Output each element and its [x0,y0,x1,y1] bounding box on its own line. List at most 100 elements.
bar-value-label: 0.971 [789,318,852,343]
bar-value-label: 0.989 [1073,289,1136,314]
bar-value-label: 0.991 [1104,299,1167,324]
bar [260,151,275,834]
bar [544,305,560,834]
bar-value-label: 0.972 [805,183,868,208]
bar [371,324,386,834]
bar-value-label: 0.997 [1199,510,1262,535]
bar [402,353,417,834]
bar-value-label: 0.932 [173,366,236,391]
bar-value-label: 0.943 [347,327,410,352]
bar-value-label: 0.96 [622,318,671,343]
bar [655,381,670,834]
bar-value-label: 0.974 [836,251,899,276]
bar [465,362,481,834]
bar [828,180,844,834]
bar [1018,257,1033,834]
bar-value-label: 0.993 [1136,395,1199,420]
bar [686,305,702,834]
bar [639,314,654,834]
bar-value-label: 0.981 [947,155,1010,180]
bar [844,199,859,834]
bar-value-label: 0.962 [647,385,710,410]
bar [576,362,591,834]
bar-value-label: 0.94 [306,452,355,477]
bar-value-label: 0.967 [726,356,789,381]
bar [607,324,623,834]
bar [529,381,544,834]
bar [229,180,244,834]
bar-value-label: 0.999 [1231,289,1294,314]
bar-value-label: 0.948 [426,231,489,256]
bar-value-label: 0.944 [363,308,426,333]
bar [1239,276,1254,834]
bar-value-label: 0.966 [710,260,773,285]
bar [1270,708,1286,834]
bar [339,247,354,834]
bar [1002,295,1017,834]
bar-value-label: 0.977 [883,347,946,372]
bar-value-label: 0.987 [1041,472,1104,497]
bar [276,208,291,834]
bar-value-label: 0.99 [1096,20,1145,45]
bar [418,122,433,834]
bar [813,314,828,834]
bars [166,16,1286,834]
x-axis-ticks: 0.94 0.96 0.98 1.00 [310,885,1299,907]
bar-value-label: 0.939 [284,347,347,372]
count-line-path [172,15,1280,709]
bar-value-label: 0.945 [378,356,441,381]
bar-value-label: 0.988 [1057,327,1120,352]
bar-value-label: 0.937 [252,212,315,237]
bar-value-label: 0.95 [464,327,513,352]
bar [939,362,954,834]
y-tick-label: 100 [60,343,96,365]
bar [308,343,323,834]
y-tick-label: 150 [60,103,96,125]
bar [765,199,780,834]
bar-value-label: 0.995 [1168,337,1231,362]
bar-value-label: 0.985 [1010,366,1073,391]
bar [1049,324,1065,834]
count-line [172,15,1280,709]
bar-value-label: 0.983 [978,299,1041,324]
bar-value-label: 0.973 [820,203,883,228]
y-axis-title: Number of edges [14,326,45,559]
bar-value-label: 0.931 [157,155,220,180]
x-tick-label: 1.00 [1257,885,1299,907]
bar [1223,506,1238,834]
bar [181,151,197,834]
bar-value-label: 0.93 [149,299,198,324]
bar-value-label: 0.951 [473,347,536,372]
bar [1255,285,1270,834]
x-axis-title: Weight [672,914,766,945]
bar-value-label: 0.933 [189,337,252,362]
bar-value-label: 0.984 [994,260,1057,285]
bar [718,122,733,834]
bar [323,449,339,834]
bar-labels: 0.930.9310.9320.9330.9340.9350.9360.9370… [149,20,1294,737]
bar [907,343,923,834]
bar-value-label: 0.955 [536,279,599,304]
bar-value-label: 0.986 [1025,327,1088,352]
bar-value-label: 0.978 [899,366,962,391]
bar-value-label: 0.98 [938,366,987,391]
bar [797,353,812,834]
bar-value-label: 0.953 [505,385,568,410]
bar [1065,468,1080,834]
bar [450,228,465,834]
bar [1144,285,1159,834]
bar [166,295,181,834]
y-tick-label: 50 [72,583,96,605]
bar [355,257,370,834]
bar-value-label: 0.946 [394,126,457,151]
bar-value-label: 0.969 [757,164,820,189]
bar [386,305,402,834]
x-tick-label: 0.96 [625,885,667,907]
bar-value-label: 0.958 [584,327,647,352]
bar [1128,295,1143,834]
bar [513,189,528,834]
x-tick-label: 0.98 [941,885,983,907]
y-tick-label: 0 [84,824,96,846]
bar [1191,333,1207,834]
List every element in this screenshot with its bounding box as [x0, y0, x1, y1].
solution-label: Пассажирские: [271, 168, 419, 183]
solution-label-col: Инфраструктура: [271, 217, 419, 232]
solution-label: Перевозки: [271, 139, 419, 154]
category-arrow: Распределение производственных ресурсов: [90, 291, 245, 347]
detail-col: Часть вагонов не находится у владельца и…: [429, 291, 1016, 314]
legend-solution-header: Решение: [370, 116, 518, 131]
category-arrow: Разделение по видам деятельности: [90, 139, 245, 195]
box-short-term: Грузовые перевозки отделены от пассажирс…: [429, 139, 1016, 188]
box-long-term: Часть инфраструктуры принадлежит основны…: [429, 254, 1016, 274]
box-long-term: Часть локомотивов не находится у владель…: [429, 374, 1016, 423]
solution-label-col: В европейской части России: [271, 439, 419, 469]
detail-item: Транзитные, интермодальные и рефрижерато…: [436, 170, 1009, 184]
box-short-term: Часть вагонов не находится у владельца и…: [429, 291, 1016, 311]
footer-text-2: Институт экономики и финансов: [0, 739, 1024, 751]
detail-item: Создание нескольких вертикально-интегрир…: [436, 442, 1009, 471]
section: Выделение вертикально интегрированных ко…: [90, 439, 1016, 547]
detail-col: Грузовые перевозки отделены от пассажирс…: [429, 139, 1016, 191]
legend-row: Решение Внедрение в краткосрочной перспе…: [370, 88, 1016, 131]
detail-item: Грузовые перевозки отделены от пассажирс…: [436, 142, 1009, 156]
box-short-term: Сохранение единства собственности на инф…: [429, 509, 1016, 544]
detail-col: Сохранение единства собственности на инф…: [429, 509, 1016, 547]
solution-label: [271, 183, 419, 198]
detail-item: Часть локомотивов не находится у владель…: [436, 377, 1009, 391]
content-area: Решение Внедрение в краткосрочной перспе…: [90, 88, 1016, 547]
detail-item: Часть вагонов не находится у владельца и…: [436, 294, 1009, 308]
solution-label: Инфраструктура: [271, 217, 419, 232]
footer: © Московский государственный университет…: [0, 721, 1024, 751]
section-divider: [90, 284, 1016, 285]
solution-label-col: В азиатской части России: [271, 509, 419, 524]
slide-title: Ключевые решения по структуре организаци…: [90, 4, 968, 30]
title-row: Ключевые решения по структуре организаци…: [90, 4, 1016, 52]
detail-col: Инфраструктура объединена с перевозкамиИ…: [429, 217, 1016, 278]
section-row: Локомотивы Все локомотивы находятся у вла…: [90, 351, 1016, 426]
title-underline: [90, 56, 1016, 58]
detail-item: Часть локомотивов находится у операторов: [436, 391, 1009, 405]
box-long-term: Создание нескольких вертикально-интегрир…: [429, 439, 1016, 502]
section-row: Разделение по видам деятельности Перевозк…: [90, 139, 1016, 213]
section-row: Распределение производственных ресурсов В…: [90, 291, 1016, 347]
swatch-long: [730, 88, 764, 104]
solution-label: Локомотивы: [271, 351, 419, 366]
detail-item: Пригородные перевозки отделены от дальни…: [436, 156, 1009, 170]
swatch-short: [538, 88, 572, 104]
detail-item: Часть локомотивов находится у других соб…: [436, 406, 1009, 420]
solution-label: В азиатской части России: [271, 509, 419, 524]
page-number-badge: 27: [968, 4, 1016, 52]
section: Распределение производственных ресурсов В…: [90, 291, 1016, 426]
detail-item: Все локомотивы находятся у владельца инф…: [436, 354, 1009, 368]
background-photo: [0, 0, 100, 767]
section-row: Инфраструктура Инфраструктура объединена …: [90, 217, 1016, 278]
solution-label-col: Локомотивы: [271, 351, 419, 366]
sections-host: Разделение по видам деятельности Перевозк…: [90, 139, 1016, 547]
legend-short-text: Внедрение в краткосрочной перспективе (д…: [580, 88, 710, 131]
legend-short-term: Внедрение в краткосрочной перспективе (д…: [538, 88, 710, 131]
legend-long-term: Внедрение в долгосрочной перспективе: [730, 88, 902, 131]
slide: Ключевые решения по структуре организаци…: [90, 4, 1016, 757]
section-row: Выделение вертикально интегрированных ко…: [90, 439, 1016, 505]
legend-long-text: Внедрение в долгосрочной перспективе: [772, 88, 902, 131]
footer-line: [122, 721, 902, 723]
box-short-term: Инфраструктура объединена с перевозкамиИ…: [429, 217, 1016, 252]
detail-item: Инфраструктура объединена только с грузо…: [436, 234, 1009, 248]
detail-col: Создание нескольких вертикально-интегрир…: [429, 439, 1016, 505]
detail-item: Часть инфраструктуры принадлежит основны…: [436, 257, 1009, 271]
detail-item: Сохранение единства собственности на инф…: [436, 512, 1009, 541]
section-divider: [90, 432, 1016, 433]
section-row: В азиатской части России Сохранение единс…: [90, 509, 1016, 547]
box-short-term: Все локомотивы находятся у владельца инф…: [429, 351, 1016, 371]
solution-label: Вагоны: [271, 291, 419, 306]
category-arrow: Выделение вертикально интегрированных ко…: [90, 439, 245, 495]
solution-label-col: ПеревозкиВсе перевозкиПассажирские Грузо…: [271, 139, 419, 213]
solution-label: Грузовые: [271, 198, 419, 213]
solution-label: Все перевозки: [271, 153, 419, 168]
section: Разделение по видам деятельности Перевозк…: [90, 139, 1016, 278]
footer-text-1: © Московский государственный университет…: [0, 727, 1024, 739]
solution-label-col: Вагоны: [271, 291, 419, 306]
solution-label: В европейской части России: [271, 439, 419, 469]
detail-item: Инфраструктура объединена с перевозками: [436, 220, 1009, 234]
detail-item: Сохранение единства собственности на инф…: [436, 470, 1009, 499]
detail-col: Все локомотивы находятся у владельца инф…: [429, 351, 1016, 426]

> _PROBLEM REQUIREMENTS_
Please give the stretch from the start of the rows through the one containing "bar [260,151,275,834]" as a Markdown table with the columns No. and Text. Number each line and leave out any blank lines.

> _COMPLETE RESPONSE_
| No. | Text |
|---|---|
| 1 | Output each element and its [x0,y0,x1,y1] bounding box on its own line. List at most 100 elements. |
| 2 | bar-value-label: 0.971 [789,318,852,343] |
| 3 | bar-value-label: 0.989 [1073,289,1136,314] |
| 4 | bar-value-label: 0.991 [1104,299,1167,324] |
| 5 | bar [260,151,275,834] |